- _Directions for this task_
Reproduce the following material exactly, including every line.
####
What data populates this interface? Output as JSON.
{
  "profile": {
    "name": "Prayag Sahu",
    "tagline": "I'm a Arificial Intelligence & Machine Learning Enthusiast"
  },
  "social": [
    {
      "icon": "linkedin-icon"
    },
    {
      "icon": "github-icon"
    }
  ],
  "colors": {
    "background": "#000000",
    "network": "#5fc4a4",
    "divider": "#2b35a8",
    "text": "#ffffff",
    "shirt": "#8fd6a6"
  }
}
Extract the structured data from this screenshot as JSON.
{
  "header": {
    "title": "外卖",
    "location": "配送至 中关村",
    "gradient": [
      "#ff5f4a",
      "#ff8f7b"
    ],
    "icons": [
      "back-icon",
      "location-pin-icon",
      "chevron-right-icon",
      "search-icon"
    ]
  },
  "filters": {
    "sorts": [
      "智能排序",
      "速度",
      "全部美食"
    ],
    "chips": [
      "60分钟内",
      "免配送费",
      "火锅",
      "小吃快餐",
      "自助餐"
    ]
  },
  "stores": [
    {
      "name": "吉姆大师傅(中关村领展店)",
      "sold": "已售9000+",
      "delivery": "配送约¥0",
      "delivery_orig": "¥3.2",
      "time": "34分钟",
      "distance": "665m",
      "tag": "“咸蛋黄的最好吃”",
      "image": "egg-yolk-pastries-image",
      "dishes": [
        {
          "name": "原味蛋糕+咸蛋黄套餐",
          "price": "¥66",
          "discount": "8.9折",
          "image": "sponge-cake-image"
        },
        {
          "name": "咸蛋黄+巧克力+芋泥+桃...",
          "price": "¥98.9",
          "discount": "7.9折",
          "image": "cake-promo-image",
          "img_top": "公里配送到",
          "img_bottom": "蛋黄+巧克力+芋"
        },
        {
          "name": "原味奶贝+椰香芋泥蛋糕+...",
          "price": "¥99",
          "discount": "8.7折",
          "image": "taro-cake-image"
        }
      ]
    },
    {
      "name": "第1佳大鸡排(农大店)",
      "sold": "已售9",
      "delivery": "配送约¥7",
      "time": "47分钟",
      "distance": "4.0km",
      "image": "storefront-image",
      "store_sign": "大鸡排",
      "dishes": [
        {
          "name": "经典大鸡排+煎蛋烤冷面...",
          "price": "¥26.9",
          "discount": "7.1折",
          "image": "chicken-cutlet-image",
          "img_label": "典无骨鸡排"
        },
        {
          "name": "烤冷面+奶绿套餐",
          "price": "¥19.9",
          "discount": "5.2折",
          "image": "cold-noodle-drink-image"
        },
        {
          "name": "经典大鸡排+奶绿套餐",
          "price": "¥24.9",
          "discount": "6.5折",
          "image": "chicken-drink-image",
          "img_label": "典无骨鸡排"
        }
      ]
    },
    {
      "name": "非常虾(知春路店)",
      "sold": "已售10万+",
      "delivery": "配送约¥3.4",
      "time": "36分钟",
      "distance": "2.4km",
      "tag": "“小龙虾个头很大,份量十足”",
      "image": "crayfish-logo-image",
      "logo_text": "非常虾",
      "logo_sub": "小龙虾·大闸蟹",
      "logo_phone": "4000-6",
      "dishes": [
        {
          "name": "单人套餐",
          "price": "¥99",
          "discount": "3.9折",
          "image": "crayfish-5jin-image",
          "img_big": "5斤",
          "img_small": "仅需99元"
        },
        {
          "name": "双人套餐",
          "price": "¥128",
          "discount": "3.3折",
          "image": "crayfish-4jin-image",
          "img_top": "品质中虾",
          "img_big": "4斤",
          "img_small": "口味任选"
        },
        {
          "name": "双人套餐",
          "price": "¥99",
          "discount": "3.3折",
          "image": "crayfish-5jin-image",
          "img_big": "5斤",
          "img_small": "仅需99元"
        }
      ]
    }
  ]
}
####
- _Complete output_
What data populates this interface? Output as JSON.
{
  "profile": {
    "name": "Prayag Sahu",
    "tagline": "I'm a Arificial Intelligence & Machine Learning Enthusiast"
  },
  "social": [
    {
      "icon": "linkedin-icon"
    },
    {
      "icon": "github-icon"
    }
  ],
  "colors": {
    "background": "#000000",
    "network": "#5fc4a4",
    "divider": "#2b35a8",
    "text": "#ffffff",
    "shirt": "#8fd6a6"
  }
}
Extract the structured data from this screenshot as JSON.
{
  "header": {
    "title": "外卖",
    "location": "配送至 中关村",
    "gradient": [
      "#ff5f4a",
      "#ff8f7b"
    ],
    "icons": [
      "back-icon",
      "location-pin-icon",
      "chevron-right-icon",
      "search-icon"
    ]
  },
  "filters": {
    "sorts": [
      "智能排序",
      "速度",
      "全部美食"
    ],
    "chips": [
      "60分钟内",
      "免配送费",
      "火锅",
      "小吃快餐",
      "自助餐"
    ]
  },
  "stores": [
    {
      "name": "吉姆大师傅(中关村领展店)",
      "sold": "已售9000+",
      "delivery": "配送约¥0",
      "delivery_orig": "¥3.2",
      "time": "34分钟",
      "distance": "665m",
      "tag": "“咸蛋黄的最好吃”",
      "image": "egg-yolk-pastries-image",
      "dishes": [
        {
          "name": "原味蛋糕+咸蛋黄套餐",
          "price": "¥66",
          "discount": "8.9折",
          "image": "sponge-cake-image"
        },
        {
          "name": "咸蛋黄+巧克力+芋泥+桃...",
          "price": "¥98.9",
          "discount": "7.9折",
          "image": "cake-promo-image",
          "img_top": "公里配送到",
          "img_bottom": "蛋黄+巧克力+芋"
        },
        {
          "name": "原味奶贝+椰香芋泥蛋糕+...",
          "price": "¥99",
          "discount": "8.7折",
          "image": "taro-cake-image"
        }
      ]
    },
    {
      "name": "第1佳大鸡排(农大店)",
      "sold": "已售9",
      "delivery": "配送约¥7",
      "time": "47分钟",
      "distance": "4.0km",
      "image": "storefront-image",
      "store_sign": "大鸡排",
      "dishes": [
        {
          "name": "经典大鸡排+煎蛋烤冷面...",
          "price": "¥26.9",
          "discount": "7.1折",
          "image": "chicken-cutlet-image",
          "img_label": "典无骨鸡排"
        },
        {
          "name": "烤冷面+奶绿套餐",
          "price": "¥19.9",
          "discount": "5.2折",
          "image": "cold-noodle-drink-image"
        },
        {
          "name": "经典大鸡排+奶绿套餐",
          "price": "¥24.9",
          "discount": "6.5折",
          "image": "chicken-drink-image",
          "img_label": "典无骨鸡排"
        }
      ]
    },
    {
      "name": "非常虾(知春路店)",
      "sold": "已售10万+",
      "delivery": "配送约¥3.4",
      "time": "36分钟",
      "distance": "2.4km",
      "tag": "“小龙虾个头很大,份量十足”",
      "image": "crayfish-logo-image",
      "logo_text": "非常虾",
      "logo_sub": "小龙虾·大闸蟹",
      "logo_phone": "4000-6",
      "dishes": [
        {
          "name": "单人套餐",
          "price": "¥99",
          "discount": "3.9折",
          "image": "crayfish-5jin-image",
          "img_big": "5斤",
          "img_small": "仅需99元"
        },
        {
          "name": "双人套餐",
          "price": "¥128",
          "discount": "3.3折",
          "image": "crayfish-4jin-image",
          "img_top": "品质中虾",
          "img_big": "4斤",
          "img_small": "口味任选"
        },
        {
          "name": "双人套餐",
          "price": "¥99",
          "discount": "3.3折",
          "image": "crayfish-5jin-image",
          "img_big": "5斤",
          "img_small": "仅需99元"
        }
      ]
    }
  ]
}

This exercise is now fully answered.